WHAT TO WORK ON
Copy out the data exactly, leaving the pictures behind.

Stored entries
-- START --

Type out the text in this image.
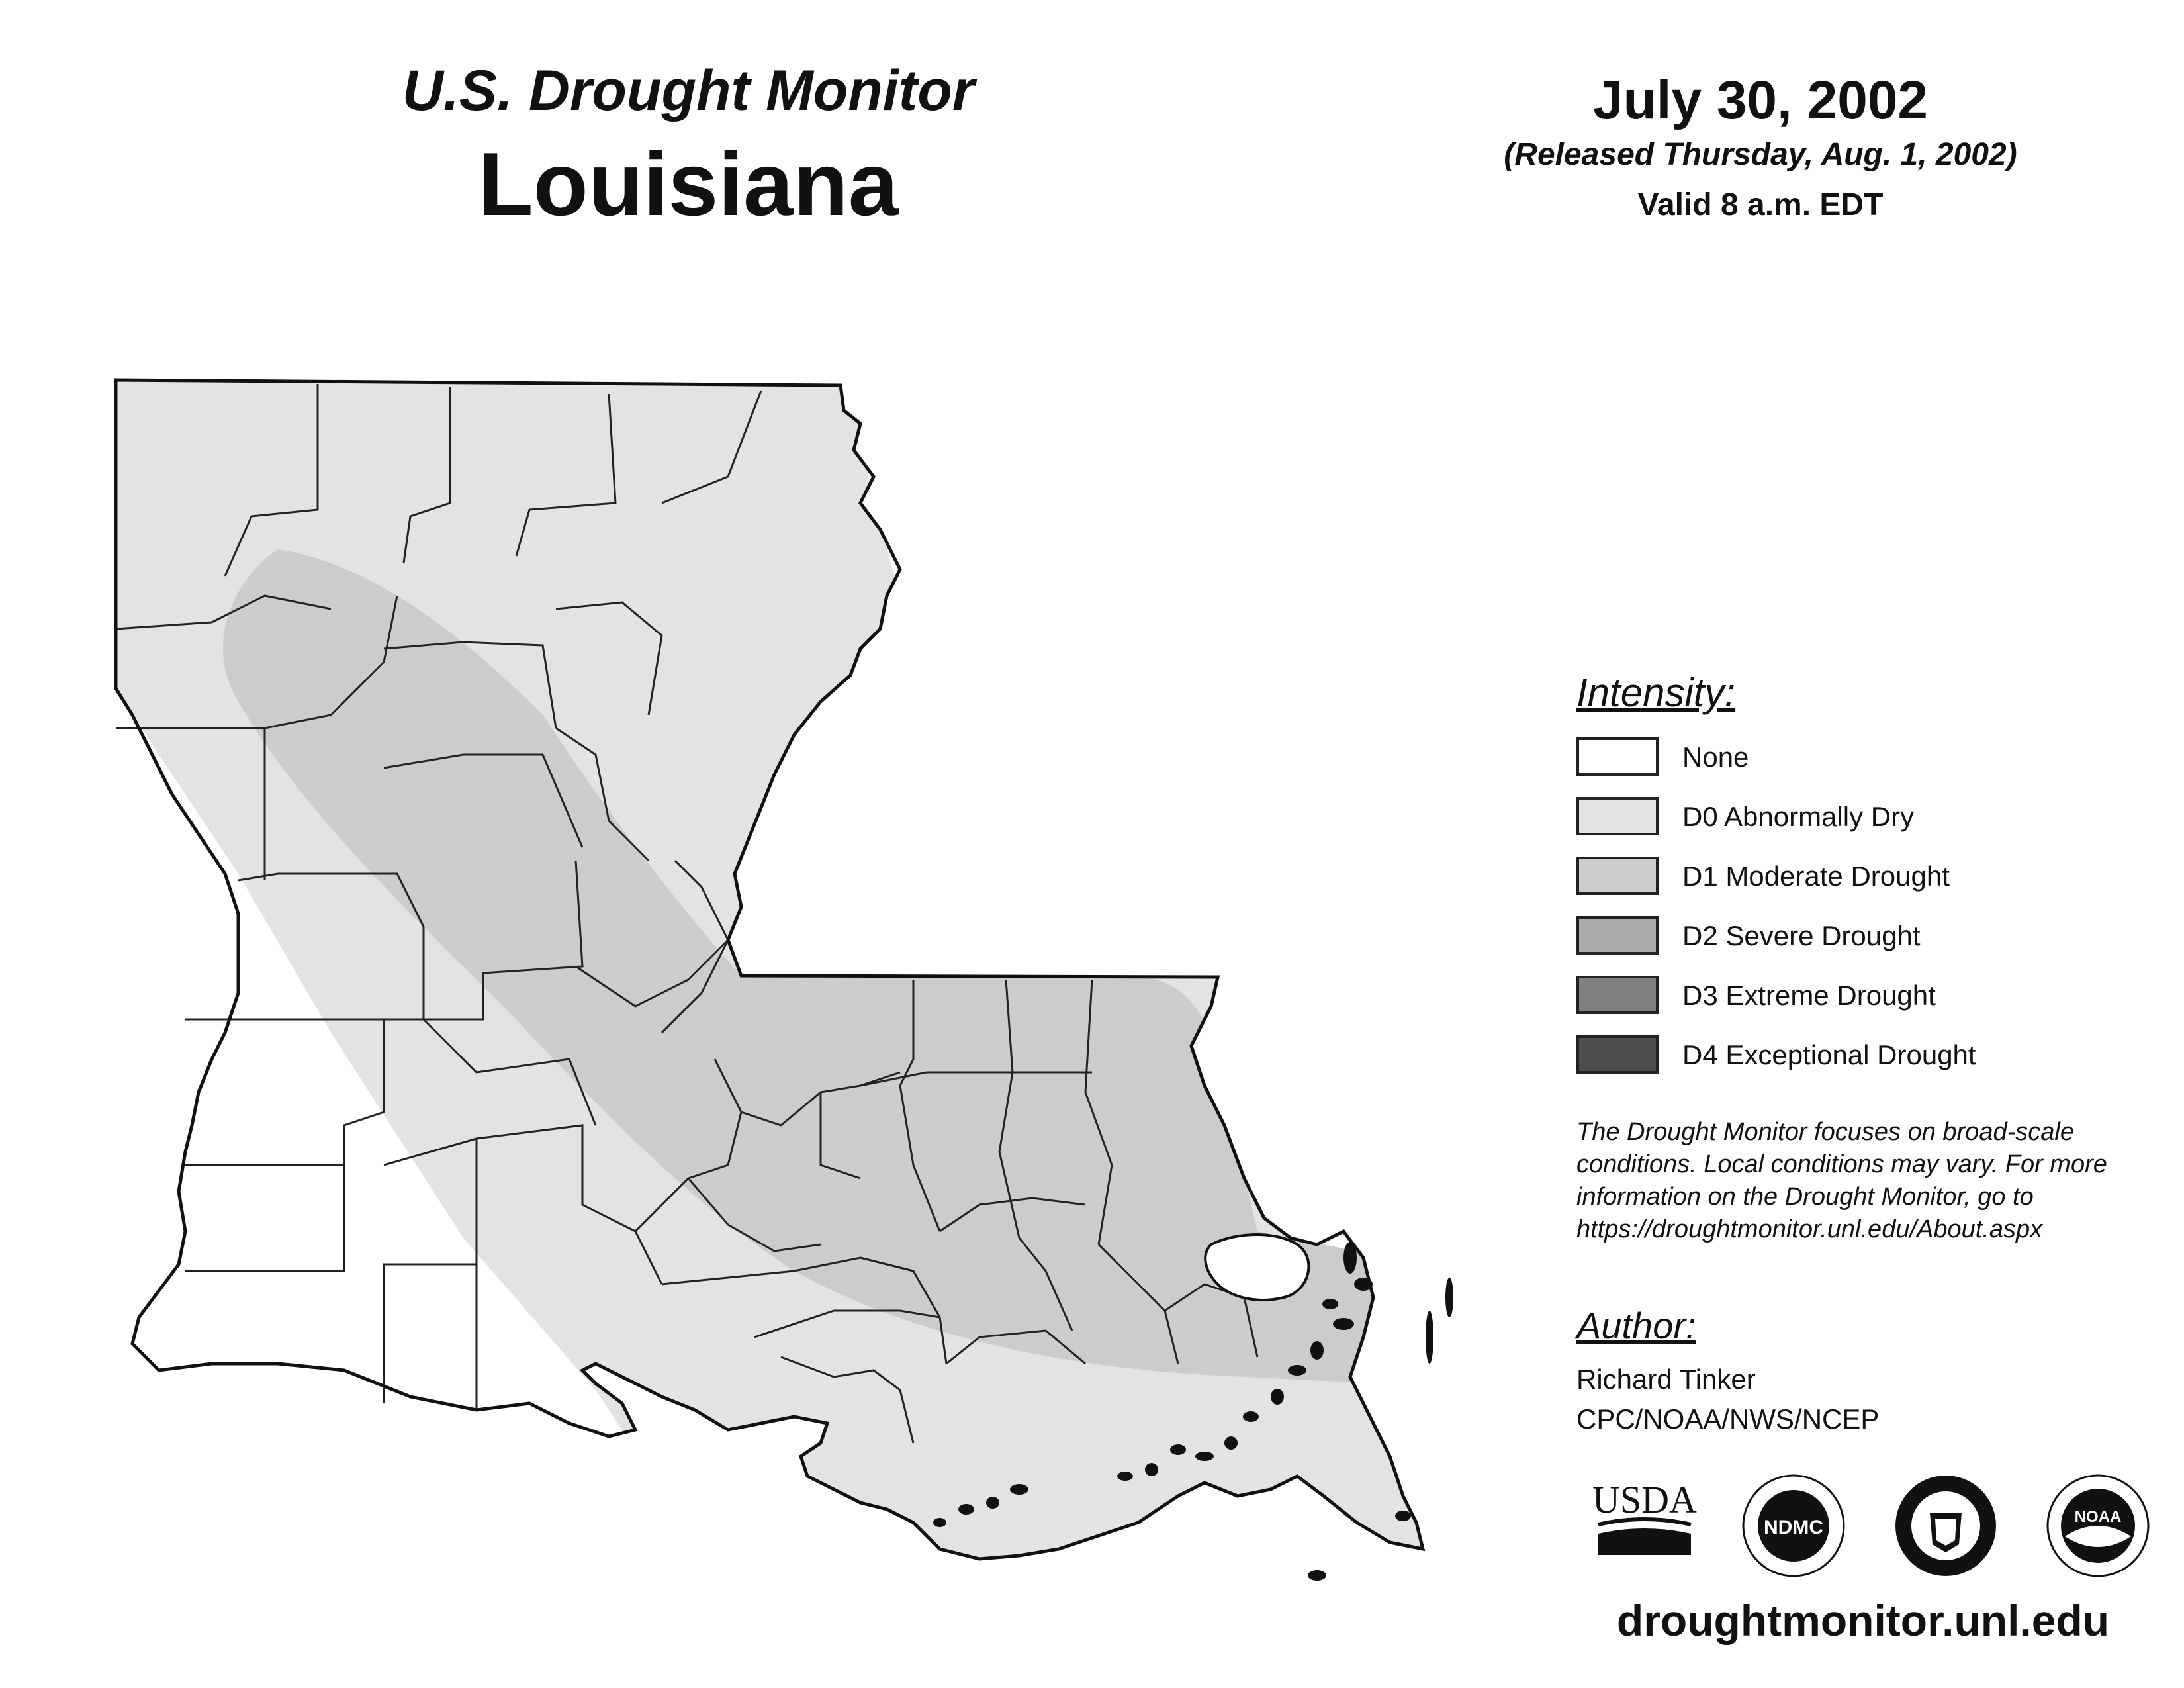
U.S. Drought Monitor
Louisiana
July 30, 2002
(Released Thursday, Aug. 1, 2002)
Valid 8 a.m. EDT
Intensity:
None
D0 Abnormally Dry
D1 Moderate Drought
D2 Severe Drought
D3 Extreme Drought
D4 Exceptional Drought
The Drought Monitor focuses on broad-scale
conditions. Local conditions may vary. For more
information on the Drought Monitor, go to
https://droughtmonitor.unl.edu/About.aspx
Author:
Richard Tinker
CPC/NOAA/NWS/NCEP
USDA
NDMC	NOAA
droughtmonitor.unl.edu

-- END --

THE RESULT
Type out the text in this image.
U.S. Drought Monitor
Louisiana
July 30, 2002
(Released Thursday, Aug. 1, 2002)
Valid 8 a.m. EDT
Intensity:
None
D0 Abnormally Dry
D1 Moderate Drought
D2 Severe Drought
D3 Extreme Drought
D4 Exceptional Drought
The Drought Monitor focuses on broad-scale
conditions. Local conditions may vary. For more
information on the Drought Monitor, go to
https://droughtmonitor.unl.edu/About.aspx
Author:
Richard Tinker
CPC/NOAA/NWS/NCEP
USDA
NDMC	NOAA
droughtmonitor.unl.edu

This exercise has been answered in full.